### Supplied data

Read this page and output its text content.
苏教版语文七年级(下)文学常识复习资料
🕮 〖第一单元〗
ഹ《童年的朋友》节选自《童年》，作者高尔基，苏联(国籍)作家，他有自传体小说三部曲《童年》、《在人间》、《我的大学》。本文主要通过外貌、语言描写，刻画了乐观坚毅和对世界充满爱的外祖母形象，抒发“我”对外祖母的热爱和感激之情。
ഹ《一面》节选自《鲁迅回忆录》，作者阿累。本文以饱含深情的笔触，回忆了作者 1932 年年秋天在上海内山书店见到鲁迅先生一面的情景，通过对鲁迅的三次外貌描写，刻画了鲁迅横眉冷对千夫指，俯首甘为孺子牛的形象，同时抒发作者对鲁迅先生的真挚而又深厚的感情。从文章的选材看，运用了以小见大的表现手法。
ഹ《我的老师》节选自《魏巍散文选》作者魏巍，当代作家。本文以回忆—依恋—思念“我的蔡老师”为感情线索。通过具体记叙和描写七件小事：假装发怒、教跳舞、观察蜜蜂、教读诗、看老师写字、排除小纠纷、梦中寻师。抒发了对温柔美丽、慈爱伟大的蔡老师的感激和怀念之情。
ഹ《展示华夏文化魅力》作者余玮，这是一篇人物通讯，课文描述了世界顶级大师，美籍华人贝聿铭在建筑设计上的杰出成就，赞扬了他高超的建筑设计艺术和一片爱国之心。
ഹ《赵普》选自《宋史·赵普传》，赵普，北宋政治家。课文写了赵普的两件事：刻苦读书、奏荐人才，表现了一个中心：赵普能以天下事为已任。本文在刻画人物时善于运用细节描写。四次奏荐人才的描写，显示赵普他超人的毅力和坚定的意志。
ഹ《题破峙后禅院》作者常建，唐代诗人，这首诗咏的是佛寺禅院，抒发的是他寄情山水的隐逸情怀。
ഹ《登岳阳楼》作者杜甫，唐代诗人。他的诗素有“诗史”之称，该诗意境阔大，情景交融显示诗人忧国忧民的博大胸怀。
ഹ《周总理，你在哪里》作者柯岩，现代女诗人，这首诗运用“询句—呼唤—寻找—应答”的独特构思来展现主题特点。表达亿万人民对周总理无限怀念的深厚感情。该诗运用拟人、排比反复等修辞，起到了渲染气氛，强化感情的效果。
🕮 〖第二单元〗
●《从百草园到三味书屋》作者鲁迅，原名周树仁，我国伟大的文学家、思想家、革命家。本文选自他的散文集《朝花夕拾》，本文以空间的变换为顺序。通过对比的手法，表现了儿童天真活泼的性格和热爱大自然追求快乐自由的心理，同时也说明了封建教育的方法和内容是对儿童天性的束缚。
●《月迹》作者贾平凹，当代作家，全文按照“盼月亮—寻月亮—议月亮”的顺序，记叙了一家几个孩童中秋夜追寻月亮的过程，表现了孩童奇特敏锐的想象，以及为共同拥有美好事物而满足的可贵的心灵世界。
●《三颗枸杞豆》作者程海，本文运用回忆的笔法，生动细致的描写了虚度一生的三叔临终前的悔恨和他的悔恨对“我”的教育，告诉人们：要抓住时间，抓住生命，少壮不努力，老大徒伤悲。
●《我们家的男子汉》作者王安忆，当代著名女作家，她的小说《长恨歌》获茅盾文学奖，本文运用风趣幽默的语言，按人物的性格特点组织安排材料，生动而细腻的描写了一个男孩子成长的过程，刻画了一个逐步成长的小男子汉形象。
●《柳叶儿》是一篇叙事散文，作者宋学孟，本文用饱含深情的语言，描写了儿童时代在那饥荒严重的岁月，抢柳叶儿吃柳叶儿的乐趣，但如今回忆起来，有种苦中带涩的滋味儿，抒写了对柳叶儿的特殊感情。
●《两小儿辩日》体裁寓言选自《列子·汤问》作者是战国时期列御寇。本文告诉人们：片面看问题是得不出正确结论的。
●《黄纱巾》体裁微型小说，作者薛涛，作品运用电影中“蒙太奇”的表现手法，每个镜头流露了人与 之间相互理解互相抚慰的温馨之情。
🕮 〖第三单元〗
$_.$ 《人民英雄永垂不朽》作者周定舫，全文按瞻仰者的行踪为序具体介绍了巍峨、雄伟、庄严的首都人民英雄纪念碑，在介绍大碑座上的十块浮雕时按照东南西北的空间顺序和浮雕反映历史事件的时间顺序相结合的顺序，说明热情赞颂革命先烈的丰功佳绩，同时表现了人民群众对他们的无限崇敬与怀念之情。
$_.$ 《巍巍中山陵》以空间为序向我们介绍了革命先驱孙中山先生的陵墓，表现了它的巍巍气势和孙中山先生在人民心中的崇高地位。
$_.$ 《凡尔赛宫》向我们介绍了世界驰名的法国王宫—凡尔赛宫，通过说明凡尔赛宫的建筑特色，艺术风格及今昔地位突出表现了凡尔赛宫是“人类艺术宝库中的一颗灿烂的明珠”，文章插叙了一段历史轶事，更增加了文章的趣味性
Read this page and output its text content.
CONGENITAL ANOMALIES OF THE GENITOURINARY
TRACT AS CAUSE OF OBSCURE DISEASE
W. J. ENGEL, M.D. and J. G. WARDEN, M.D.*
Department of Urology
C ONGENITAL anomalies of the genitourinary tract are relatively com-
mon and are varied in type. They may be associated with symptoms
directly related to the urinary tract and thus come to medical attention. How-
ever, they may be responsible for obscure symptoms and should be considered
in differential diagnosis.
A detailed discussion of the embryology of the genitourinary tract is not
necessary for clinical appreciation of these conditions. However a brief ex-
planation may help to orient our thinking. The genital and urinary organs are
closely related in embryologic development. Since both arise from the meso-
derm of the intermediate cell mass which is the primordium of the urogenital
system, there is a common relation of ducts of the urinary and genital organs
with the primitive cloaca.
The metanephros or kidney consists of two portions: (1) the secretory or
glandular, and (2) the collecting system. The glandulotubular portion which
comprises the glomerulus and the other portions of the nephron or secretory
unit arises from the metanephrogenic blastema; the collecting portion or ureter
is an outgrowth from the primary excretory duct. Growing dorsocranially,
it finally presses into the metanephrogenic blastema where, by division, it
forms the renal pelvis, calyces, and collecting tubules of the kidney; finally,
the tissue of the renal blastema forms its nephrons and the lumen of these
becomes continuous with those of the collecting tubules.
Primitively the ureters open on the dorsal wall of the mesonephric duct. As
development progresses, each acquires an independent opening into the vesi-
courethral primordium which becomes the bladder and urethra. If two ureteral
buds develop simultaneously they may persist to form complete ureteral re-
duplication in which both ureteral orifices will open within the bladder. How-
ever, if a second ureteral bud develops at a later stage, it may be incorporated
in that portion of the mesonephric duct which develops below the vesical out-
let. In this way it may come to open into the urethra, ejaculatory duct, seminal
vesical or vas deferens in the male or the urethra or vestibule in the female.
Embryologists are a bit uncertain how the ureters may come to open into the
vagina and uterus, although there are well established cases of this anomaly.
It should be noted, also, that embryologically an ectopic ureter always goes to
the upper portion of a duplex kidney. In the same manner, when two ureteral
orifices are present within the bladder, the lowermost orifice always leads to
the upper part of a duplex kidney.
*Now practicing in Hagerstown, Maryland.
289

######

What is being asked → From the records above, please extract every line and repeat it exactly.

Finished exercise →
Read this page and output its text content.
苏教版语文七年级(下)文学常识复习资料
🕮 〖第一单元〗
ഹ《童年的朋友》节选自《童年》，作者高尔基，苏联(国籍)作家，他有自传体小说三部曲《童年》、《在人间》、《我的大学》。本文主要通过外貌、语言描写，刻画了乐观坚毅和对世界充满爱的外祖母形象，抒发“我”对外祖母的热爱和感激之情。
ഹ《一面》节选自《鲁迅回忆录》，作者阿累。本文以饱含深情的笔触，回忆了作者 1932 年年秋天在上海内山书店见到鲁迅先生一面的情景，通过对鲁迅的三次外貌描写，刻画了鲁迅横眉冷对千夫指，俯首甘为孺子牛的形象，同时抒发作者对鲁迅先生的真挚而又深厚的感情。从文章的选材看，运用了以小见大的表现手法。
ഹ《我的老师》节选自《魏巍散文选》作者魏巍，当代作家。本文以回忆—依恋—思念“我的蔡老师”为感情线索。通过具体记叙和描写七件小事：假装发怒、教跳舞、观察蜜蜂、教读诗、看老师写字、排除小纠纷、梦中寻师。抒发了对温柔美丽、慈爱伟大的蔡老师的感激和怀念之情。
ഹ《展示华夏文化魅力》作者余玮，这是一篇人物通讯，课文描述了世界顶级大师，美籍华人贝聿铭在建筑设计上的杰出成就，赞扬了他高超的建筑设计艺术和一片爱国之心。
ഹ《赵普》选自《宋史·赵普传》，赵普，北宋政治家。课文写了赵普的两件事：刻苦读书、奏荐人才，表现了一个中心：赵普能以天下事为已任。本文在刻画人物时善于运用细节描写。四次奏荐人才的描写，显示赵普他超人的毅力和坚定的意志。
ഹ《题破峙后禅院》作者常建，唐代诗人，这首诗咏的是佛寺禅院，抒发的是他寄情山水的隐逸情怀。
ഹ《登岳阳楼》作者杜甫，唐代诗人。他的诗素有“诗史”之称，该诗意境阔大，情景交融显示诗人忧国忧民的博大胸怀。
ഹ《周总理，你在哪里》作者柯岩，现代女诗人，这首诗运用“询句—呼唤—寻找—应答”的独特构思来展现主题特点。表达亿万人民对周总理无限怀念的深厚感情。该诗运用拟人、排比反复等修辞，起到了渲染气氛，强化感情的效果。
🕮 〖第二单元〗
●《从百草园到三味书屋》作者鲁迅，原名周树仁，我国伟大的文学家、思想家、革命家。本文选自他的散文集《朝花夕拾》，本文以空间的变换为顺序。通过对比的手法，表现了儿童天真活泼的性格和热爱大自然追求快乐自由的心理，同时也说明了封建教育的方法和内容是对儿童天性的束缚。
●《月迹》作者贾平凹，当代作家，全文按照“盼月亮—寻月亮—议月亮”的顺序，记叙了一家几个孩童中秋夜追寻月亮的过程，表现了孩童奇特敏锐的想象，以及为共同拥有美好事物而满足的可贵的心灵世界。
●《三颗枸杞豆》作者程海，本文运用回忆的笔法，生动细致的描写了虚度一生的三叔临终前的悔恨和他的悔恨对“我”的教育，告诉人们：要抓住时间，抓住生命，少壮不努力，老大徒伤悲。
●《我们家的男子汉》作者王安忆，当代著名女作家，她的小说《长恨歌》获茅盾文学奖，本文运用风趣幽默的语言，按人物的性格特点组织安排材料，生动而细腻的描写了一个男孩子成长的过程，刻画了一个逐步成长的小男子汉形象。
●《柳叶儿》是一篇叙事散文，作者宋学孟，本文用饱含深情的语言，描写了儿童时代在那饥荒严重的岁月，抢柳叶儿吃柳叶儿的乐趣，但如今回忆起来，有种苦中带涩的滋味儿，抒写了对柳叶儿的特殊感情。
●《两小儿辩日》体裁寓言选自《列子·汤问》作者是战国时期列御寇。本文告诉人们：片面看问题是得不出正确结论的。
●《黄纱巾》体裁微型小说，作者薛涛，作品运用电影中“蒙太奇”的表现手法，每个镜头流露了人与 之间相互理解互相抚慰的温馨之情。
🕮 〖第三单元〗
$_.$ 《人民英雄永垂不朽》作者周定舫，全文按瞻仰者的行踪为序具体介绍了巍峨、雄伟、庄严的首都人民英雄纪念碑，在介绍大碑座上的十块浮雕时按照东南西北的空间顺序和浮雕反映历史事件的时间顺序相结合的顺序，说明热情赞颂革命先烈的丰功佳绩，同时表现了人民群众对他们的无限崇敬与怀念之情。
$_.$ 《巍巍中山陵》以空间为序向我们介绍了革命先驱孙中山先生的陵墓，表现了它的巍巍气势和孙中山先生在人民心中的崇高地位。
$_.$ 《凡尔赛宫》向我们介绍了世界驰名的法国王宫—凡尔赛宫，通过说明凡尔赛宫的建筑特色，艺术风格及今昔地位突出表现了凡尔赛宫是“人类艺术宝库中的一颗灿烂的明珠”，文章插叙了一段历史轶事，更增加了文章的趣味性
Read this page and output its text content.
CONGENITAL ANOMALIES OF THE GENITOURINARY
TRACT AS CAUSE OF OBSCURE DISEASE
W. J. ENGEL, M.D. and J. G. WARDEN, M.D.*
Department of Urology
C ONGENITAL anomalies of the genitourinary tract are relatively com-
mon and are varied in type. They may be associated with symptoms
directly related to the urinary tract and thus come to medical attention. How-
ever, they may be responsible for obscure symptoms and should be considered
in differential diagnosis.
A detailed discussion of the embryology of the genitourinary tract is not
necessary for clinical appreciation of these conditions. However a brief ex-
planation may help to orient our thinking. The genital and urinary organs are
closely related in embryologic development. Since both arise from the meso-
derm of the intermediate cell mass which is the primordium of the urogenital
system, there is a common relation of ducts of the urinary and genital organs
with the primitive cloaca.
The metanephros or kidney consists of two portions: (1) the secretory or
glandular, and (2) the collecting system. The glandulotubular portion which
comprises the glomerulus and the other portions of the nephron or secretory
unit arises from the metanephrogenic blastema; the collecting portion or ureter
is an outgrowth from the primary excretory duct. Growing dorsocranially,
it finally presses into the metanephrogenic blastema where, by division, it
forms the renal pelvis, calyces, and collecting tubules of the kidney; finally,
the tissue of the renal blastema forms its nephrons and the lumen of these
becomes continuous with those of the collecting tubules.
Primitively the ureters open on the dorsal wall of the mesonephric duct. As
development progresses, each acquires an independent opening into the vesi-
courethral primordium which becomes the bladder and urethra. If two ureteral
buds develop simultaneously they may persist to form complete ureteral re-
duplication in which both ureteral orifices will open within the bladder. How-
ever, if a second ureteral bud develops at a later stage, it may be incorporated
in that portion of the mesonephric duct which develops below the vesical out-
let. In this way it may come to open into the urethra, ejaculatory duct, seminal
vesical or vas deferens in the male or the urethra or vestibule in the female.
Embryologists are a bit uncertain how the ureters may come to open into the
vagina and uterus, although there are well established cases of this anomaly.
It should be noted, also, that embryologically an ectopic ureter always goes to
the upper portion of a duplex kidney. In the same manner, when two ureteral
orifices are present within the bladder, the lowermost orifice always leads to
the upper part of a duplex kidney.
*Now practicing in Hagerstown, Maryland.
289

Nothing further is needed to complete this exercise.